What is needed:
Write out all the entries word for word, but skip any images.

** begin Dataset content **

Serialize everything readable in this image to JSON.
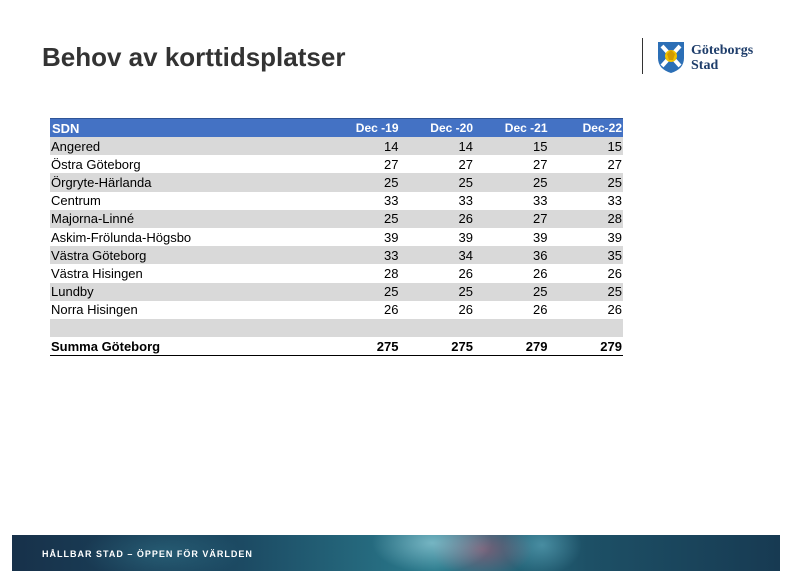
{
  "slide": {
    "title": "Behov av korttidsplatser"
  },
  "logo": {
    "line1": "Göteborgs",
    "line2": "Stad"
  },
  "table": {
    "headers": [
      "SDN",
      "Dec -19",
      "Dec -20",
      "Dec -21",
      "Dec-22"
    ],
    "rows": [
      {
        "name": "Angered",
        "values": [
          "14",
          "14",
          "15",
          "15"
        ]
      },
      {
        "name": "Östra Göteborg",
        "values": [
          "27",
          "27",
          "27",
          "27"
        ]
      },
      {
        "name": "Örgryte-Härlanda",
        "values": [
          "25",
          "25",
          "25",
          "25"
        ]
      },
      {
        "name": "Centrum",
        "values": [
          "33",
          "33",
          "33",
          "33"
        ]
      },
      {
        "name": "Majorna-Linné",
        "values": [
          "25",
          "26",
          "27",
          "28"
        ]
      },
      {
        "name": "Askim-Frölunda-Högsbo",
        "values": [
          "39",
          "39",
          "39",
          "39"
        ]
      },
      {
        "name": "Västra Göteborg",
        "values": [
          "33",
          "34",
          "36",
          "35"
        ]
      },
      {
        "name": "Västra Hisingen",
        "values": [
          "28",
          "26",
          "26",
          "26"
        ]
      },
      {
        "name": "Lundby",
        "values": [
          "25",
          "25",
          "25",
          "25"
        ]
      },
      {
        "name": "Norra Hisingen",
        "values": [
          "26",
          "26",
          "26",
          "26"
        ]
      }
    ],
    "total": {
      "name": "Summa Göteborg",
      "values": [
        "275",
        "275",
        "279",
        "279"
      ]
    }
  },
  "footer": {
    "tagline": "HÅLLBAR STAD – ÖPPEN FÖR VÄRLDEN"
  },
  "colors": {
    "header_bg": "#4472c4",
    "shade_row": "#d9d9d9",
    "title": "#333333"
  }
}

** end Dataset content **

Solved problem:
Serialize everything readable in this image to JSON.
{
  "slide": {
    "title": "Behov av korttidsplatser"
  },
  "logo": {
    "line1": "Göteborgs",
    "line2": "Stad"
  },
  "table": {
    "headers": [
      "SDN",
      "Dec -19",
      "Dec -20",
      "Dec -21",
      "Dec-22"
    ],
    "rows": [
      {
        "name": "Angered",
        "values": [
          "14",
          "14",
          "15",
          "15"
        ]
      },
      {
        "name": "Östra Göteborg",
        "values": [
          "27",
          "27",
          "27",
          "27"
        ]
      },
      {
        "name": "Örgryte-Härlanda",
        "values": [
          "25",
          "25",
          "25",
          "25"
        ]
      },
      {
        "name": "Centrum",
        "values": [
          "33",
          "33",
          "33",
          "33"
        ]
      },
      {
        "name": "Majorna-Linné",
        "values": [
          "25",
          "26",
          "27",
          "28"
        ]
      },
      {
        "name": "Askim-Frölunda-Högsbo",
        "values": [
          "39",
          "39",
          "39",
          "39"
        ]
      },
      {
        "name": "Västra Göteborg",
        "values": [
          "33",
          "34",
          "36",
          "35"
        ]
      },
      {
        "name": "Västra Hisingen",
        "values": [
          "28",
          "26",
          "26",
          "26"
        ]
      },
      {
        "name": "Lundby",
        "values": [
          "25",
          "25",
          "25",
          "25"
        ]
      },
      {
        "name": "Norra Hisingen",
        "values": [
          "26",
          "26",
          "26",
          "26"
        ]
      }
    ],
    "total": {
      "name": "Summa Göteborg",
      "values": [
        "275",
        "275",
        "279",
        "279"
      ]
    }
  },
  "footer": {
    "tagline": "HÅLLBAR STAD – ÖPPEN FÖR VÄRLDEN"
  },
  "colors": {
    "header_bg": "#4472c4",
    "shade_row": "#d9d9d9",
    "title": "#333333"
  }
}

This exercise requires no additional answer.